KUTIPAN:
Di sebuah selebaran
tertempel di tiang listrik tersurat tulisan “saksikan pagelaran wayang ceng
blonk di art centre”. Kemudian di tempat lain di lain waktu juga terpampang
selebaran bertuliskan “pembukaan acara ini itu, dimeriahkan oleh Wayang Joblar”.
Melihat
dari selebaran tersebut, rupanya kedua dalang yang memiliki gaya
yang sama ini sangat digandrungi para penggemar wayang di Bali.
Kedua dalang ini mampu memberikan warna baru dan darah segar bagi iklim pewayangan
di Bali yang sejak beberapa tahun kemarin mengalami sediki kemerosotan terutama
di perkotaan. Kecuali wayang tersebut digelar ketika hari odalan atau karya
tertentu.

SOAL LATIHAN:
a) Tuliskan kembali bagian kutipan tentang wayang di Bali dari "Di sebuah selebaran" sampai "wayang di Bali." tanpa mengubah satu kata pun.
b) Tolong jawab: menurut kutipan, di mana selebaran yang mengajak menyaksikan pagelaran wayang Ceng Blonk ditempel?

DATA YANG DIBERIKAN:
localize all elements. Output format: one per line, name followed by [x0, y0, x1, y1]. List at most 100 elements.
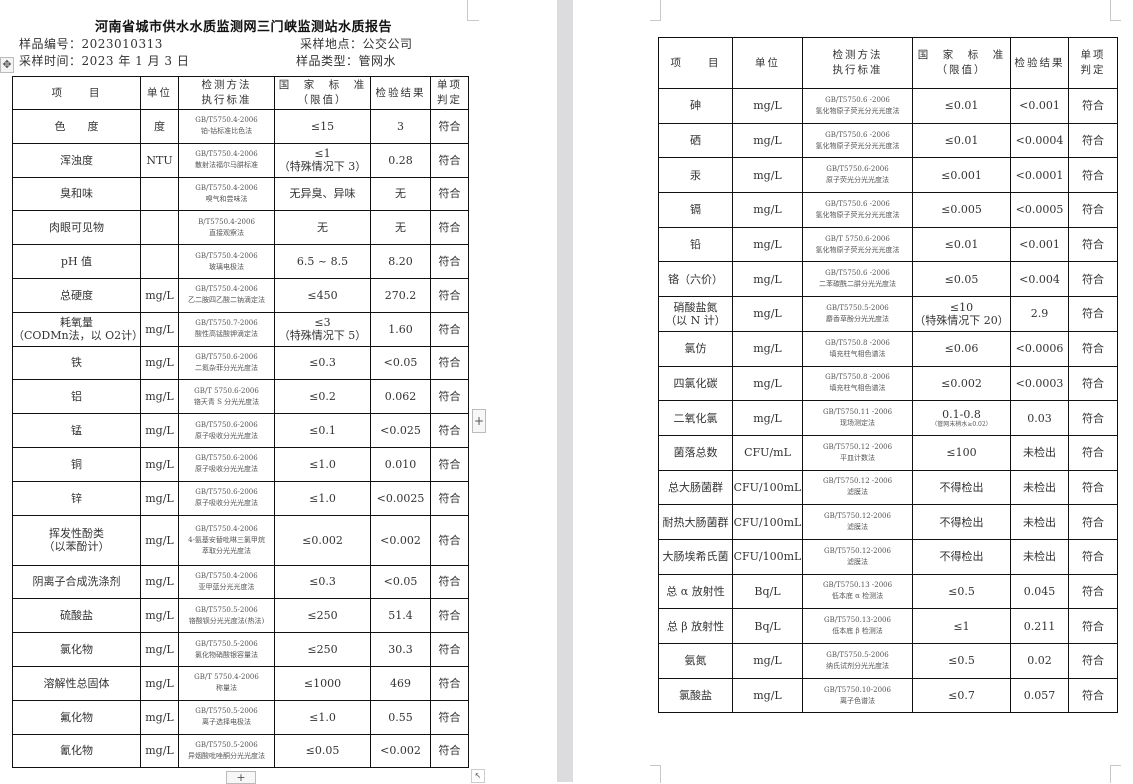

JAWABAN TIAP SOAL:
a)
Di sebuah selebaran
tertempel di tiang listrik tersurat tulisan “saksikan pagelaran wayang ceng
blonk di art centre”. Kemudian di tempat lain di lain waktu juga terpampang
selebaran bertuliskan “pembukaan acara ini itu, dimeriahkan oleh Wayang Joblar”.
Melihat
dari selebaran tersebut, rupanya kedua dalang yang memiliki gaya
yang sama ini sangat digandrungi para penggemar wayang di Bali.

b) Di tiang listrik.